THE TASK:
Identify the lines that contain the string "zhoufoxcn" and report only how many there are.

** Start of TASK INPUTS **

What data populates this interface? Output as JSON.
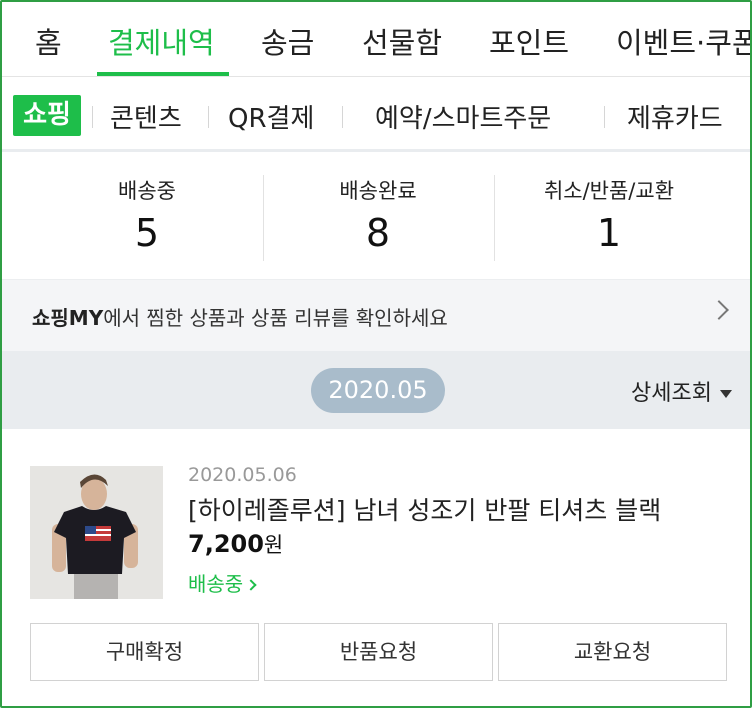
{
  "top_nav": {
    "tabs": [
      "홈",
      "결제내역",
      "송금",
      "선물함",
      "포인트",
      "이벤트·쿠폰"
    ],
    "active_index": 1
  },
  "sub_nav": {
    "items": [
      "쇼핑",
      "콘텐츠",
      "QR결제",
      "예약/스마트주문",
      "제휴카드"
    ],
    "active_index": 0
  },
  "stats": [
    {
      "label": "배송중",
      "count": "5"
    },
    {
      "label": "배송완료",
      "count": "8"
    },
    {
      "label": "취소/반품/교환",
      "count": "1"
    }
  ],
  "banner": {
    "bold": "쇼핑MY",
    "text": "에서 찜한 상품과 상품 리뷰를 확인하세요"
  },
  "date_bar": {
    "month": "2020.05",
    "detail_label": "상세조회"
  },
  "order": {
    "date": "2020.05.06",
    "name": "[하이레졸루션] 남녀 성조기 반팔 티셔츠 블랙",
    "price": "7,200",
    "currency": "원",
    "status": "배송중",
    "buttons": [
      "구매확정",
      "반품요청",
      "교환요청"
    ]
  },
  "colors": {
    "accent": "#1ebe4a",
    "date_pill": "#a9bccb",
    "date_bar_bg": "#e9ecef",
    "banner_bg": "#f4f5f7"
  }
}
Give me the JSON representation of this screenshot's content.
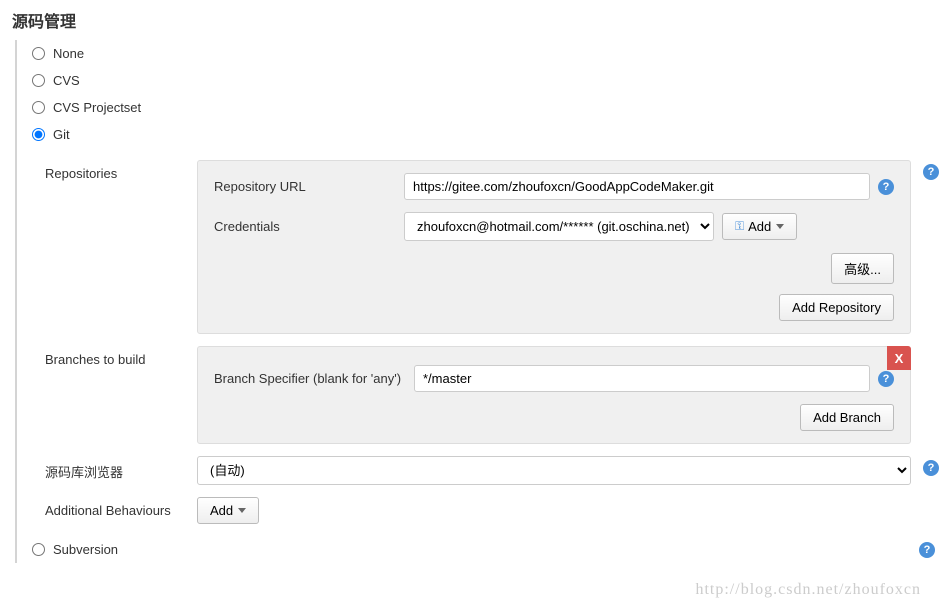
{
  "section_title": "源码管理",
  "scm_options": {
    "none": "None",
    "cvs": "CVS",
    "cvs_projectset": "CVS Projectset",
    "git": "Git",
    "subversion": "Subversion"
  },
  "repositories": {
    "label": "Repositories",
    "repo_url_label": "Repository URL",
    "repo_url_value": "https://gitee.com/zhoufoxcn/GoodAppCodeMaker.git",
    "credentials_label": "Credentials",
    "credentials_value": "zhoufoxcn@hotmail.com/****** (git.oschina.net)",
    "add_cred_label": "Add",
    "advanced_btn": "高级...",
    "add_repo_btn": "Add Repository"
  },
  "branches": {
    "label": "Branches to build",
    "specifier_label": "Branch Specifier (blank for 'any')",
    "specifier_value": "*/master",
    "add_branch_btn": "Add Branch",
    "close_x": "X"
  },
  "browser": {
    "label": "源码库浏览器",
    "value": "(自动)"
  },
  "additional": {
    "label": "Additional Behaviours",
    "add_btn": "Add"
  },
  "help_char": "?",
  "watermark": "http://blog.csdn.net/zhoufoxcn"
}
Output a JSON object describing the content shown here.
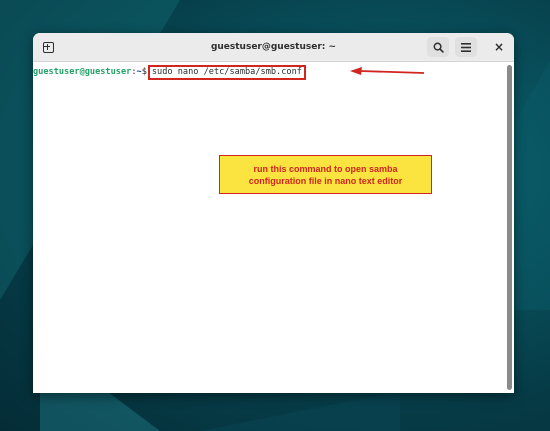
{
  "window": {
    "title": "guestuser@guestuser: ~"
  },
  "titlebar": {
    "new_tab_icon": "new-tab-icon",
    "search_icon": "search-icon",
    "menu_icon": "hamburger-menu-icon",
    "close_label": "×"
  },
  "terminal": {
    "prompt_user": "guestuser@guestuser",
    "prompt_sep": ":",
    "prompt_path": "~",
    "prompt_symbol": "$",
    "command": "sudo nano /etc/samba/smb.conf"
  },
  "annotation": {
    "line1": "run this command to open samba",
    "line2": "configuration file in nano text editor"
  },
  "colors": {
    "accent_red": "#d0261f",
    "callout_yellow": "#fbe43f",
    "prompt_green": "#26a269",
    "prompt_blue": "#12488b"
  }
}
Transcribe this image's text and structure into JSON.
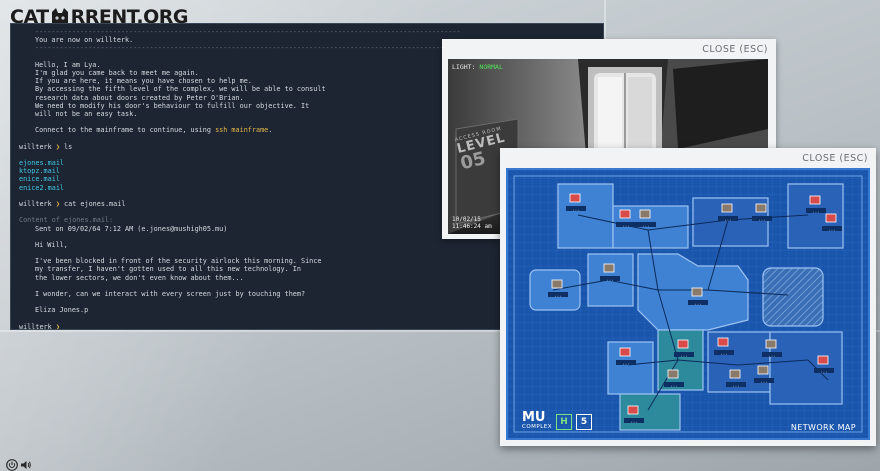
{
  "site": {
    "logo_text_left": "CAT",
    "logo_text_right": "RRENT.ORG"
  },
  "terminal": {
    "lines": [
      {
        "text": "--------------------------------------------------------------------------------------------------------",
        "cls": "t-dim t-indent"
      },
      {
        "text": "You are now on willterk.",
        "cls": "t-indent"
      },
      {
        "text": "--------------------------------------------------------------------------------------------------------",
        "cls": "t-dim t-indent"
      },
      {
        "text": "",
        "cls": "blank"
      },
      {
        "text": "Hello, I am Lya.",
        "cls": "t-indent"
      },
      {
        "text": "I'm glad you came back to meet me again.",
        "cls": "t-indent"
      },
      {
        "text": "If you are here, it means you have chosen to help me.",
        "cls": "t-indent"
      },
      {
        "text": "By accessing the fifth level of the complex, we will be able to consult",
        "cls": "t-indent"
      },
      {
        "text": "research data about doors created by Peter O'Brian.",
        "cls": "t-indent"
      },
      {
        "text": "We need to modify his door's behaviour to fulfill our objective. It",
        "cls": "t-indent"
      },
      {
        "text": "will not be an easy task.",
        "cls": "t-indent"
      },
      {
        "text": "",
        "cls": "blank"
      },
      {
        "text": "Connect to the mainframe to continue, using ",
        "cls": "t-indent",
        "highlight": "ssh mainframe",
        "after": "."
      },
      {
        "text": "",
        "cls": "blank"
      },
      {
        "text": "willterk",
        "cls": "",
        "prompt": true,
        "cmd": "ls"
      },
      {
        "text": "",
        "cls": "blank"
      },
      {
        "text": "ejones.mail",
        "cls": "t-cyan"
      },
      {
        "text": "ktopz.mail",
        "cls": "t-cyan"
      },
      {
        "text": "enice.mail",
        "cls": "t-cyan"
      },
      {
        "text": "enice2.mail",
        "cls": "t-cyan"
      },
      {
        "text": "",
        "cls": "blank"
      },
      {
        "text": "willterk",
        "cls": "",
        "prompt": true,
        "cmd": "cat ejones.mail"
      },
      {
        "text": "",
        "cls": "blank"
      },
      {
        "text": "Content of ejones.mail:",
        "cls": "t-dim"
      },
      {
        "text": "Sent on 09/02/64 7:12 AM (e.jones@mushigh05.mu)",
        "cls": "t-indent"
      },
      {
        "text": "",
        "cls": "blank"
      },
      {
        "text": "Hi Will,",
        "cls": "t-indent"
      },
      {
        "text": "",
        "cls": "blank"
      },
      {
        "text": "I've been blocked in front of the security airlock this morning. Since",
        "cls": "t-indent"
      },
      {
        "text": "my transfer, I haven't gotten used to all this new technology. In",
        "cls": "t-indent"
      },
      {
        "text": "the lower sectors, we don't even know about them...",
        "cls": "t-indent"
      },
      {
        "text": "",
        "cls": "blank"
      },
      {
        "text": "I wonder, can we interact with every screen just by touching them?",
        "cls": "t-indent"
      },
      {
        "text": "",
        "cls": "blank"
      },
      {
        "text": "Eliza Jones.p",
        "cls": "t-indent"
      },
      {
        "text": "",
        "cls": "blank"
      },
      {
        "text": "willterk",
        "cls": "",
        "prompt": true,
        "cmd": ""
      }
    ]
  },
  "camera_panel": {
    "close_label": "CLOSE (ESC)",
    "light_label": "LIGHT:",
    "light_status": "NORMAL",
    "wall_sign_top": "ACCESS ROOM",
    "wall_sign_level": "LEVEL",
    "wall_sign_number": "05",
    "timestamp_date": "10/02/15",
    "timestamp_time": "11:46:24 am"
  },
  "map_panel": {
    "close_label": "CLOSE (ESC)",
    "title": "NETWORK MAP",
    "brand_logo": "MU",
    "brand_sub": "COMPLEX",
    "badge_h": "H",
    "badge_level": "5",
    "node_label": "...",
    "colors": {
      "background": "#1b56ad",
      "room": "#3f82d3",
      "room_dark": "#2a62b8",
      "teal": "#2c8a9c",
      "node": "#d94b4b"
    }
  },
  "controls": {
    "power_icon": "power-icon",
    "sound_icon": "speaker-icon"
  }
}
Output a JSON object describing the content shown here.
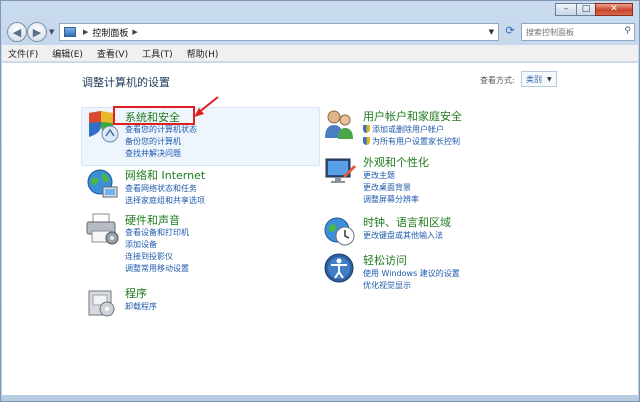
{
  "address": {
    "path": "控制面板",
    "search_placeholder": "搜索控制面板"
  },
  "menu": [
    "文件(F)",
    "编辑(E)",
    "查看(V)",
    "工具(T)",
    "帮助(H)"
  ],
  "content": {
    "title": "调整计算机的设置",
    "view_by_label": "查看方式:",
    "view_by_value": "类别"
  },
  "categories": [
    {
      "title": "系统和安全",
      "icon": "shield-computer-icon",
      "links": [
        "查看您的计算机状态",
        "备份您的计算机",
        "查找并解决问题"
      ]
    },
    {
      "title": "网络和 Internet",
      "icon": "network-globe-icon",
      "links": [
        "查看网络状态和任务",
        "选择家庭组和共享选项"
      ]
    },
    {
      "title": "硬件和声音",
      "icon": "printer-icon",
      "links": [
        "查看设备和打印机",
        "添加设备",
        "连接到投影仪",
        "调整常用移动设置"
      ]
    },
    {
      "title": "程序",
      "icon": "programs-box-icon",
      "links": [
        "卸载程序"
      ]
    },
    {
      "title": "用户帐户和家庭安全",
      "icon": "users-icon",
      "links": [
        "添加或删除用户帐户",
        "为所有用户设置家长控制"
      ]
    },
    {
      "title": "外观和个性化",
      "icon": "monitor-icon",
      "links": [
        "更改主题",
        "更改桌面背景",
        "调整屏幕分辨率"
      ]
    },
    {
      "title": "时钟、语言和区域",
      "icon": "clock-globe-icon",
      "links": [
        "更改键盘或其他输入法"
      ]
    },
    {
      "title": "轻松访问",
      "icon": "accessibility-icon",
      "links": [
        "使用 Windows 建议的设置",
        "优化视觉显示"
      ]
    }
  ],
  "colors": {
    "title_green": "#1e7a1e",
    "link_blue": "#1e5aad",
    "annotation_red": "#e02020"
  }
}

** End of TASK INPUTS **

ANSWER TO THIS PROBLEM:
3